[Figure record extracts]
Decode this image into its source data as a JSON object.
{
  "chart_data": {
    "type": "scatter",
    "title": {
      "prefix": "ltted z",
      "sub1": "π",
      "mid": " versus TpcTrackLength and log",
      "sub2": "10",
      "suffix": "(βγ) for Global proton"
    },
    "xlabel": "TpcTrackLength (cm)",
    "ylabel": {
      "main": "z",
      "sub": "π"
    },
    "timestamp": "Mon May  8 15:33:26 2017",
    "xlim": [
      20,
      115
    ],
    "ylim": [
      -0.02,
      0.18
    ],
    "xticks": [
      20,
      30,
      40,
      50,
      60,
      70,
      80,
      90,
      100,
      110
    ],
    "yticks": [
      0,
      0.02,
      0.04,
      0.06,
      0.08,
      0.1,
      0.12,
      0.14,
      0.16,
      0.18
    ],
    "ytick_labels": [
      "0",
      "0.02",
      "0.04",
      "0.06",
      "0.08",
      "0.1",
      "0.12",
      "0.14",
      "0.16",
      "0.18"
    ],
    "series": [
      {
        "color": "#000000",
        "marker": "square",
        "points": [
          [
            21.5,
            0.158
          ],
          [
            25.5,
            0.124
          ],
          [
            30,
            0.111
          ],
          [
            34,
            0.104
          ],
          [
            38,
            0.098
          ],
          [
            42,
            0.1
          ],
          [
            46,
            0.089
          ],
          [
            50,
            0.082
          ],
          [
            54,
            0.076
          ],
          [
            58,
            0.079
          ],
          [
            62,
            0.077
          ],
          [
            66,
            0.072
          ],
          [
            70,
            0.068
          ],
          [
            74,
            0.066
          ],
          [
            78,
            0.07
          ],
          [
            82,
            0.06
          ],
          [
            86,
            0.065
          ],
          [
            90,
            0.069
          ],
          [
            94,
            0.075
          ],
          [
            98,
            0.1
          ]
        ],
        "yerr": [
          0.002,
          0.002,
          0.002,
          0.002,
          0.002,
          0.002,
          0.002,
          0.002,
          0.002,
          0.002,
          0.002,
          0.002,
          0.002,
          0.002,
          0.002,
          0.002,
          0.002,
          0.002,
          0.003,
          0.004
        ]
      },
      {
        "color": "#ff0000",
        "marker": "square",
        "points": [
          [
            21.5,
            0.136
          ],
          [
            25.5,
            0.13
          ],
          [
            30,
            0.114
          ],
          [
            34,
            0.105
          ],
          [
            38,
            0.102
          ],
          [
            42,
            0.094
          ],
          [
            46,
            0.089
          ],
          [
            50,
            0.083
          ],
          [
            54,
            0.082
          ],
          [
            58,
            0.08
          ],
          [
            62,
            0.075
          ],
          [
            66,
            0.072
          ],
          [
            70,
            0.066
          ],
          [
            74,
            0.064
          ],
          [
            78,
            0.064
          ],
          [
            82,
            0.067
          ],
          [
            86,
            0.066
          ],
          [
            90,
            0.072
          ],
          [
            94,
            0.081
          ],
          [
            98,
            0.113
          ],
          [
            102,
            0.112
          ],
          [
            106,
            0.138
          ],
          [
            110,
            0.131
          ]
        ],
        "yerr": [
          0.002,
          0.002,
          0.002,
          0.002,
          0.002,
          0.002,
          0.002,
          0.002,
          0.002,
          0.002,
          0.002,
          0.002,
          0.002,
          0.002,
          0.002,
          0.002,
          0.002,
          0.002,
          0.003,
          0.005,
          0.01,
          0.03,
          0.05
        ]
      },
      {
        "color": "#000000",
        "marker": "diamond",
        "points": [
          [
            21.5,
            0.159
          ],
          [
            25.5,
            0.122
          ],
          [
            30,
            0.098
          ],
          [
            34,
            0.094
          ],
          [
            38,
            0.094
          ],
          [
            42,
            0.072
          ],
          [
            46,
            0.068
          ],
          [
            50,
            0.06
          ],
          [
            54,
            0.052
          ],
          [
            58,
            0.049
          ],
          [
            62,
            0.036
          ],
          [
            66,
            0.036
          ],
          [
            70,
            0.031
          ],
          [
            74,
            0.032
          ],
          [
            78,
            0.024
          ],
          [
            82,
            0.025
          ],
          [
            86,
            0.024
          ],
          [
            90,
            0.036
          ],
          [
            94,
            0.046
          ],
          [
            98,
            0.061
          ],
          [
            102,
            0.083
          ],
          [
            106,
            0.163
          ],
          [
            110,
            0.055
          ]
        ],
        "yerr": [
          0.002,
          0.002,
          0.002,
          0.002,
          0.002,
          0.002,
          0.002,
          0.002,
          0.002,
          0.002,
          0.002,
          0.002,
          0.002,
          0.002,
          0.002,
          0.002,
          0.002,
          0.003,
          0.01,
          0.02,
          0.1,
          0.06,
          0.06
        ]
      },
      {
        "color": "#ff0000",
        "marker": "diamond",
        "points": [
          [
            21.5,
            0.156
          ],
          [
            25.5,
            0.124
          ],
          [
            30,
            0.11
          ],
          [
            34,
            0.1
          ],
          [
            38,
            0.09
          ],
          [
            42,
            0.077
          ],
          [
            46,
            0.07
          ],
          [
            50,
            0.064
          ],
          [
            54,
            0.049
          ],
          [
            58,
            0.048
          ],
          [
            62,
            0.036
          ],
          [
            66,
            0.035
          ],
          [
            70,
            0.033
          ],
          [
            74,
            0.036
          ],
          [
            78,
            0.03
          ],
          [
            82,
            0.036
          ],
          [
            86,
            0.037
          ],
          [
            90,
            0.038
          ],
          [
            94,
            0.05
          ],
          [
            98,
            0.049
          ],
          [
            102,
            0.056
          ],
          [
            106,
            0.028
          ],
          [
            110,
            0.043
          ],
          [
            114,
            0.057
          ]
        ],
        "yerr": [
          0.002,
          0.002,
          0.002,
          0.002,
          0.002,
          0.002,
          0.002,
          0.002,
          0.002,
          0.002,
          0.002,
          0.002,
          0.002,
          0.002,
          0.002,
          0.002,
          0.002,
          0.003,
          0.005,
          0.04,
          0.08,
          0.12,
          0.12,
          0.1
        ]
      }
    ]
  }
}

— TASK —
Restate every line of the data word for word.

— ANSWER FOR THIS EXERCISE —
Decode this image into its source data as a JSON object.
{
  "chart_data": {
    "type": "scatter",
    "title": {
      "prefix": "ltted z",
      "sub1": "π",
      "mid": " versus TpcTrackLength and log",
      "sub2": "10",
      "suffix": "(βγ) for Global proton"
    },
    "xlabel": "TpcTrackLength (cm)",
    "ylabel": {
      "main": "z",
      "sub": "π"
    },
    "timestamp": "Mon May  8 15:33:26 2017",
    "xlim": [
      20,
      115
    ],
    "ylim": [
      -0.02,
      0.18
    ],
    "xticks": [
      20,
      30,
      40,
      50,
      60,
      70,
      80,
      90,
      100,
      110
    ],
    "yticks": [
      0,
      0.02,
      0.04,
      0.06,
      0.08,
      0.1,
      0.12,
      0.14,
      0.16,
      0.18
    ],
    "ytick_labels": [
      "0",
      "0.02",
      "0.04",
      "0.06",
      "0.08",
      "0.1",
      "0.12",
      "0.14",
      "0.16",
      "0.18"
    ],
    "series": [
      {
        "color": "#000000",
        "marker": "square",
        "points": [
          [
            21.5,
            0.158
          ],
          [
            25.5,
            0.124
          ],
          [
            30,
            0.111
          ],
          [
            34,
            0.104
          ],
          [
            38,
            0.098
          ],
          [
            42,
            0.1
          ],
          [
            46,
            0.089
          ],
          [
            50,
            0.082
          ],
          [
            54,
            0.076
          ],
          [
            58,
            0.079
          ],
          [
            62,
            0.077
          ],
          [
            66,
            0.072
          ],
          [
            70,
            0.068
          ],
          [
            74,
            0.066
          ],
          [
            78,
            0.07
          ],
          [
            82,
            0.06
          ],
          [
            86,
            0.065
          ],
          [
            90,
            0.069
          ],
          [
            94,
            0.075
          ],
          [
            98,
            0.1
          ]
        ],
        "yerr": [
          0.002,
          0.002,
          0.002,
          0.002,
          0.002,
          0.002,
          0.002,
          0.002,
          0.002,
          0.002,
          0.002,
          0.002,
          0.002,
          0.002,
          0.002,
          0.002,
          0.002,
          0.002,
          0.003,
          0.004
        ]
      },
      {
        "color": "#ff0000",
        "marker": "square",
        "points": [
          [
            21.5,
            0.136
          ],
          [
            25.5,
            0.13
          ],
          [
            30,
            0.114
          ],
          [
            34,
            0.105
          ],
          [
            38,
            0.102
          ],
          [
            42,
            0.094
          ],
          [
            46,
            0.089
          ],
          [
            50,
            0.083
          ],
          [
            54,
            0.082
          ],
          [
            58,
            0.08
          ],
          [
            62,
            0.075
          ],
          [
            66,
            0.072
          ],
          [
            70,
            0.066
          ],
          [
            74,
            0.064
          ],
          [
            78,
            0.064
          ],
          [
            82,
            0.067
          ],
          [
            86,
            0.066
          ],
          [
            90,
            0.072
          ],
          [
            94,
            0.081
          ],
          [
            98,
            0.113
          ],
          [
            102,
            0.112
          ],
          [
            106,
            0.138
          ],
          [
            110,
            0.131
          ]
        ],
        "yerr": [
          0.002,
          0.002,
          0.002,
          0.002,
          0.002,
          0.002,
          0.002,
          0.002,
          0.002,
          0.002,
          0.002,
          0.002,
          0.002,
          0.002,
          0.002,
          0.002,
          0.002,
          0.002,
          0.003,
          0.005,
          0.01,
          0.03,
          0.05
        ]
      },
      {
        "color": "#000000",
        "marker": "diamond",
        "points": [
          [
            21.5,
            0.159
          ],
          [
            25.5,
            0.122
          ],
          [
            30,
            0.098
          ],
          [
            34,
            0.094
          ],
          [
            38,
            0.094
          ],
          [
            42,
            0.072
          ],
          [
            46,
            0.068
          ],
          [
            50,
            0.06
          ],
          [
            54,
            0.052
          ],
          [
            58,
            0.049
          ],
          [
            62,
            0.036
          ],
          [
            66,
            0.036
          ],
          [
            70,
            0.031
          ],
          [
            74,
            0.032
          ],
          [
            78,
            0.024
          ],
          [
            82,
            0.025
          ],
          [
            86,
            0.024
          ],
          [
            90,
            0.036
          ],
          [
            94,
            0.046
          ],
          [
            98,
            0.061
          ],
          [
            102,
            0.083
          ],
          [
            106,
            0.163
          ],
          [
            110,
            0.055
          ]
        ],
        "yerr": [
          0.002,
          0.002,
          0.002,
          0.002,
          0.002,
          0.002,
          0.002,
          0.002,
          0.002,
          0.002,
          0.002,
          0.002,
          0.002,
          0.002,
          0.002,
          0.002,
          0.002,
          0.003,
          0.01,
          0.02,
          0.1,
          0.06,
          0.06
        ]
      },
      {
        "color": "#ff0000",
        "marker": "diamond",
        "points": [
          [
            21.5,
            0.156
          ],
          [
            25.5,
            0.124
          ],
          [
            30,
            0.11
          ],
          [
            34,
            0.1
          ],
          [
            38,
            0.09
          ],
          [
            42,
            0.077
          ],
          [
            46,
            0.07
          ],
          [
            50,
            0.064
          ],
          [
            54,
            0.049
          ],
          [
            58,
            0.048
          ],
          [
            62,
            0.036
          ],
          [
            66,
            0.035
          ],
          [
            70,
            0.033
          ],
          [
            74,
            0.036
          ],
          [
            78,
            0.03
          ],
          [
            82,
            0.036
          ],
          [
            86,
            0.037
          ],
          [
            90,
            0.038
          ],
          [
            94,
            0.05
          ],
          [
            98,
            0.049
          ],
          [
            102,
            0.056
          ],
          [
            106,
            0.028
          ],
          [
            110,
            0.043
          ],
          [
            114,
            0.057
          ]
        ],
        "yerr": [
          0.002,
          0.002,
          0.002,
          0.002,
          0.002,
          0.002,
          0.002,
          0.002,
          0.002,
          0.002,
          0.002,
          0.002,
          0.002,
          0.002,
          0.002,
          0.002,
          0.002,
          0.003,
          0.005,
          0.04,
          0.08,
          0.12,
          0.12,
          0.1
        ]
      }
    ]
  }
}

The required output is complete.